--- Problem requirements ---
Scan the entries below and extract each line with the word "supernatant" in it.

Stored data:
_ _ _ _

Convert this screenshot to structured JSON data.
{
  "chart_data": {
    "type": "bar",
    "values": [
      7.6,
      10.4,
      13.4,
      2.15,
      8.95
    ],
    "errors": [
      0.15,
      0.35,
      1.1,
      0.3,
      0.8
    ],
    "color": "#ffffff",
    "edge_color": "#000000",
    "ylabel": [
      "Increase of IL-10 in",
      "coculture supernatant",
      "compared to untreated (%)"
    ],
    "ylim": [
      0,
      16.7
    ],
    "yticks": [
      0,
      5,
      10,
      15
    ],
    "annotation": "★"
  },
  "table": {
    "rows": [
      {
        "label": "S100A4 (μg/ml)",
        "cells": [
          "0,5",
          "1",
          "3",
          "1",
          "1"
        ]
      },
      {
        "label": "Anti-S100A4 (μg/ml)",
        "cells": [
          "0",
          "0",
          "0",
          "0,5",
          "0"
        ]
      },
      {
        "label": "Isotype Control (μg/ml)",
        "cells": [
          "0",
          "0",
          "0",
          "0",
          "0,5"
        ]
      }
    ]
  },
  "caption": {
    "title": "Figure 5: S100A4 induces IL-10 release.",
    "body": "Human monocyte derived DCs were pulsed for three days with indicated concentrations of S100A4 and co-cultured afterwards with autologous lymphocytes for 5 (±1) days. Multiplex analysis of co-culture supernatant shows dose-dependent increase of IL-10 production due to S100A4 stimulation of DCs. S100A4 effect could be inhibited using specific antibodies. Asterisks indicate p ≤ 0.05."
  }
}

_ _ _ _

--- Written answer ---
      "coculture supernatant",
    "body": "Human monocyte derived DCs were pulsed for three days with indicated concentrations of S100A4 and co-cultured afterwards with autologous lymphocytes for 5 (±1) days. Multiplex analysis of co-culture supernatant shows dose-dependent increase of IL-10 production due to S100A4 stimulation of DCs. S100A4 effect could be inhibited using specific antibodies. Asterisks indicate p ≤ 0.05."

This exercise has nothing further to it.